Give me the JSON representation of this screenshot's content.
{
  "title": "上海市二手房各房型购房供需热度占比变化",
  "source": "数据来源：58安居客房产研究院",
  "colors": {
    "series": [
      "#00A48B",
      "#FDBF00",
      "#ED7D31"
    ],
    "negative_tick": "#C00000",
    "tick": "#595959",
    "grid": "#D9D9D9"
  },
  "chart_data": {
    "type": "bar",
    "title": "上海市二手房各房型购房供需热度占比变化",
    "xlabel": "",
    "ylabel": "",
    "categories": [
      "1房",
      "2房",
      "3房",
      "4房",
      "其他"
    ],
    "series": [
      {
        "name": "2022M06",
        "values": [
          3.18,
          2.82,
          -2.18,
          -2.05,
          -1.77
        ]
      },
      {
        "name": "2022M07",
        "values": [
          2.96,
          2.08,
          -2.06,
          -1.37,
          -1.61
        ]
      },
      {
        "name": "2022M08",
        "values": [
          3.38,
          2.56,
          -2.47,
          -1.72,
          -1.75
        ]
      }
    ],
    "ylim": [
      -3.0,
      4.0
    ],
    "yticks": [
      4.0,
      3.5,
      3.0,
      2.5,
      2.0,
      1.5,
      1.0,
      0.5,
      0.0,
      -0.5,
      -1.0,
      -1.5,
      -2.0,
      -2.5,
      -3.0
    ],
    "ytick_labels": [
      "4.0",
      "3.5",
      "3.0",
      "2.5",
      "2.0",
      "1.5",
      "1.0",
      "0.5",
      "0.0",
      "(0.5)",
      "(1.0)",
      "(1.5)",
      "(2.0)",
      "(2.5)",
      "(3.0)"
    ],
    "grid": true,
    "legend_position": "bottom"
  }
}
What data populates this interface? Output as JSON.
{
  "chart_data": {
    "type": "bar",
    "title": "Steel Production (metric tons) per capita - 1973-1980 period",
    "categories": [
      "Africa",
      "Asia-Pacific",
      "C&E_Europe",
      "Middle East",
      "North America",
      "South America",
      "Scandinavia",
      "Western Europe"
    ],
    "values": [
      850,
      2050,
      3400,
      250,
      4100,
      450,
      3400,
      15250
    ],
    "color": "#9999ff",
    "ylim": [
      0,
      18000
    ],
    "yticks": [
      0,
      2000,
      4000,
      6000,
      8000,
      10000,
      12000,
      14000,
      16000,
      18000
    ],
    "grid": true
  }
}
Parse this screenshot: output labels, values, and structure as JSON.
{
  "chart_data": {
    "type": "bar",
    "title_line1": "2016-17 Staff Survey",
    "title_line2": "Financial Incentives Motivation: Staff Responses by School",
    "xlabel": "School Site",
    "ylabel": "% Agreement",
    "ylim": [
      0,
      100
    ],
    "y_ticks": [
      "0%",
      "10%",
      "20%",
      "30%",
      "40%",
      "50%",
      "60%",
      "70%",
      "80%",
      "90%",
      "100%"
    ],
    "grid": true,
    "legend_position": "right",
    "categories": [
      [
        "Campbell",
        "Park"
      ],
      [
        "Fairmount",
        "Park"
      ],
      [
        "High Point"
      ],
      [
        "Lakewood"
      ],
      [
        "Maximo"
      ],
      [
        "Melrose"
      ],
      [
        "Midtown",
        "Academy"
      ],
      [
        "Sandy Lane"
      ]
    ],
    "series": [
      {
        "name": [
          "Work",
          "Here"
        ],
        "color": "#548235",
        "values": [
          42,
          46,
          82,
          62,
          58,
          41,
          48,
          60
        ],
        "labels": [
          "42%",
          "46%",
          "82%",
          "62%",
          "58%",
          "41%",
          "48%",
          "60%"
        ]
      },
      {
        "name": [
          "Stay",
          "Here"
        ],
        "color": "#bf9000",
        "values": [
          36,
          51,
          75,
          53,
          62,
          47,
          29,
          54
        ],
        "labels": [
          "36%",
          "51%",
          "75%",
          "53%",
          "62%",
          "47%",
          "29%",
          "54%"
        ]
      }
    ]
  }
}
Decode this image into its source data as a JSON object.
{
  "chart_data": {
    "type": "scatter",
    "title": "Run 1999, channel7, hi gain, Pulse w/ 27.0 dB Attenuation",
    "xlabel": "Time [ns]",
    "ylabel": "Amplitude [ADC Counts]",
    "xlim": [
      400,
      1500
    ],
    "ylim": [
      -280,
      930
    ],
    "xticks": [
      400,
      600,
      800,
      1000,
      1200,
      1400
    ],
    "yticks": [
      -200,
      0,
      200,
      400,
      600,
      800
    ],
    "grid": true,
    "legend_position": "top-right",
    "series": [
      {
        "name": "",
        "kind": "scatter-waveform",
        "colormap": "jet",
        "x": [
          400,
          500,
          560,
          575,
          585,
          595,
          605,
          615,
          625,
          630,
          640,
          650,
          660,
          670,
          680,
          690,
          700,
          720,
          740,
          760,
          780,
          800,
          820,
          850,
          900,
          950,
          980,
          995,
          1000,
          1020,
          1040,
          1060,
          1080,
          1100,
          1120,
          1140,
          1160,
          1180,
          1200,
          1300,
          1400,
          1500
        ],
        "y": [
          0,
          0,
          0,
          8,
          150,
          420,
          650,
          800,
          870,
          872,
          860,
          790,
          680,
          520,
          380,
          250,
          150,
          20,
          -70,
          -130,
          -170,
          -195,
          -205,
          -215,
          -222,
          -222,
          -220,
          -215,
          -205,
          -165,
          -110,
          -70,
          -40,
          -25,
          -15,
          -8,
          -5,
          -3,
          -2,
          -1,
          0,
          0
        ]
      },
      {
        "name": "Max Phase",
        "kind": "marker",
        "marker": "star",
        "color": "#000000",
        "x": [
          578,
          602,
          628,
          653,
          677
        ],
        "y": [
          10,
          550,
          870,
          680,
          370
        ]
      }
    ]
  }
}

+++

# Exercise directions:
Repeat every record, exactly as written.

# Exercise solution:
Give me the JSON representation of this screenshot's content.
{
  "title": "上海市二手房各房型购房供需热度占比变化",
  "source": "数据来源：58安居客房产研究院",
  "colors": {
    "series": [
      "#00A48B",
      "#FDBF00",
      "#ED7D31"
    ],
    "negative_tick": "#C00000",
    "tick": "#595959",
    "grid": "#D9D9D9"
  },
  "chart_data": {
    "type": "bar",
    "title": "上海市二手房各房型购房供需热度占比变化",
    "xlabel": "",
    "ylabel": "",
    "categories": [
      "1房",
      "2房",
      "3房",
      "4房",
      "其他"
    ],
    "series": [
      {
        "name": "2022M06",
        "values": [
          3.18,
          2.82,
          -2.18,
          -2.05,
          -1.77
        ]
      },
      {
        "name": "2022M07",
        "values": [
          2.96,
          2.08,
          -2.06,
          -1.37,
          -1.61
        ]
      },
      {
        "name": "2022M08",
        "values": [
          3.38,
          2.56,
          -2.47,
          -1.72,
          -1.75
        ]
      }
    ],
    "ylim": [
      -3.0,
      4.0
    ],
    "yticks": [
      4.0,
      3.5,
      3.0,
      2.5,
      2.0,
      1.5,
      1.0,
      0.5,
      0.0,
      -0.5,
      -1.0,
      -1.5,
      -2.0,
      -2.5,
      -3.0
    ],
    "ytick_labels": [
      "4.0",
      "3.5",
      "3.0",
      "2.5",
      "2.0",
      "1.5",
      "1.0",
      "0.5",
      "0.0",
      "(0.5)",
      "(1.0)",
      "(1.5)",
      "(2.0)",
      "(2.5)",
      "(3.0)"
    ],
    "grid": true,
    "legend_position": "bottom"
  }
}
What data populates this interface? Output as JSON.
{
  "chart_data": {
    "type": "bar",
    "title": "Steel Production (metric tons) per capita - 1973-1980 period",
    "categories": [
      "Africa",
      "Asia-Pacific",
      "C&E_Europe",
      "Middle East",
      "North America",
      "South America",
      "Scandinavia",
      "Western Europe"
    ],
    "values": [
      850,
      2050,
      3400,
      250,
      4100,
      450,
      3400,
      15250
    ],
    "color": "#9999ff",
    "ylim": [
      0,
      18000
    ],
    "yticks": [
      0,
      2000,
      4000,
      6000,
      8000,
      10000,
      12000,
      14000,
      16000,
      18000
    ],
    "grid": true
  }
}
Parse this screenshot: output labels, values, and structure as JSON.
{
  "chart_data": {
    "type": "bar",
    "title_line1": "2016-17 Staff Survey",
    "title_line2": "Financial Incentives Motivation: Staff Responses by School",
    "xlabel": "School Site",
    "ylabel": "% Agreement",
    "ylim": [
      0,
      100
    ],
    "y_ticks": [
      "0%",
      "10%",
      "20%",
      "30%",
      "40%",
      "50%",
      "60%",
      "70%",
      "80%",
      "90%",
      "100%"
    ],
    "grid": true,
    "legend_position": "right",
    "categories": [
      [
        "Campbell",
        "Park"
      ],
      [
        "Fairmount",
        "Park"
      ],
      [
        "High Point"
      ],
      [
        "Lakewood"
      ],
      [
        "Maximo"
      ],
      [
        "Melrose"
      ],
      [
        "Midtown",
        "Academy"
      ],
      [
        "Sandy Lane"
      ]
    ],
    "series": [
      {
        "name": [
          "Work",
          "Here"
        ],
        "color": "#548235",
        "values": [
          42,
          46,
          82,
          62,
          58,
          41,
          48,
          60
        ],
        "labels": [
          "42%",
          "46%",
          "82%",
          "62%",
          "58%",
          "41%",
          "48%",
          "60%"
        ]
      },
      {
        "name": [
          "Stay",
          "Here"
        ],
        "color": "#bf9000",
        "values": [
          36,
          51,
          75,
          53,
          62,
          47,
          29,
          54
        ],
        "labels": [
          "36%",
          "51%",
          "75%",
          "53%",
          "62%",
          "47%",
          "29%",
          "54%"
        ]
      }
    ]
  }
}
Decode this image into its source data as a JSON object.
{
  "chart_data": {
    "type": "scatter",
    "title": "Run 1999, channel7, hi gain, Pulse w/ 27.0 dB Attenuation",
    "xlabel": "Time [ns]",
    "ylabel": "Amplitude [ADC Counts]",
    "xlim": [
      400,
      1500
    ],
    "ylim": [
      -280,
      930
    ],
    "xticks": [
      400,
      600,
      800,
      1000,
      1200,
      1400
    ],
    "yticks": [
      -200,
      0,
      200,
      400,
      600,
      800
    ],
    "grid": true,
    "legend_position": "top-right",
    "series": [
      {
        "name": "",
        "kind": "scatter-waveform",
        "colormap": "jet",
        "x": [
          400,
          500,
          560,
          575,
          585,
          595,
          605,
          615,
          625,
          630,
          640,
          650,
          660,
          670,
          680,
          690,
          700,
          720,
          740,
          760,
          780,
          800,
          820,
          850,
          900,
          950,
          980,
          995,
          1000,
          1020,
          1040,
          1060,
          1080,
          1100,
          1120,
          1140,
          1160,
          1180,
          1200,
          1300,
          1400,
          1500
        ],
        "y": [
          0,
          0,
          0,
          8,
          150,
          420,
          650,
          800,
          870,
          872,
          860,
          790,
          680,
          520,
          380,
          250,
          150,
          20,
          -70,
          -130,
          -170,
          -195,
          -205,
          -215,
          -222,
          -222,
          -220,
          -215,
          -205,
          -165,
          -110,
          -70,
          -40,
          -25,
          -15,
          -8,
          -5,
          -3,
          -2,
          -1,
          0,
          0
        ]
      },
      {
        "name": "Max Phase",
        "kind": "marker",
        "marker": "star",
        "color": "#000000",
        "x": [
          578,
          602,
          628,
          653,
          677
        ],
        "y": [
          10,
          550,
          870,
          680,
          370
        ]
      }
    ]
  }
}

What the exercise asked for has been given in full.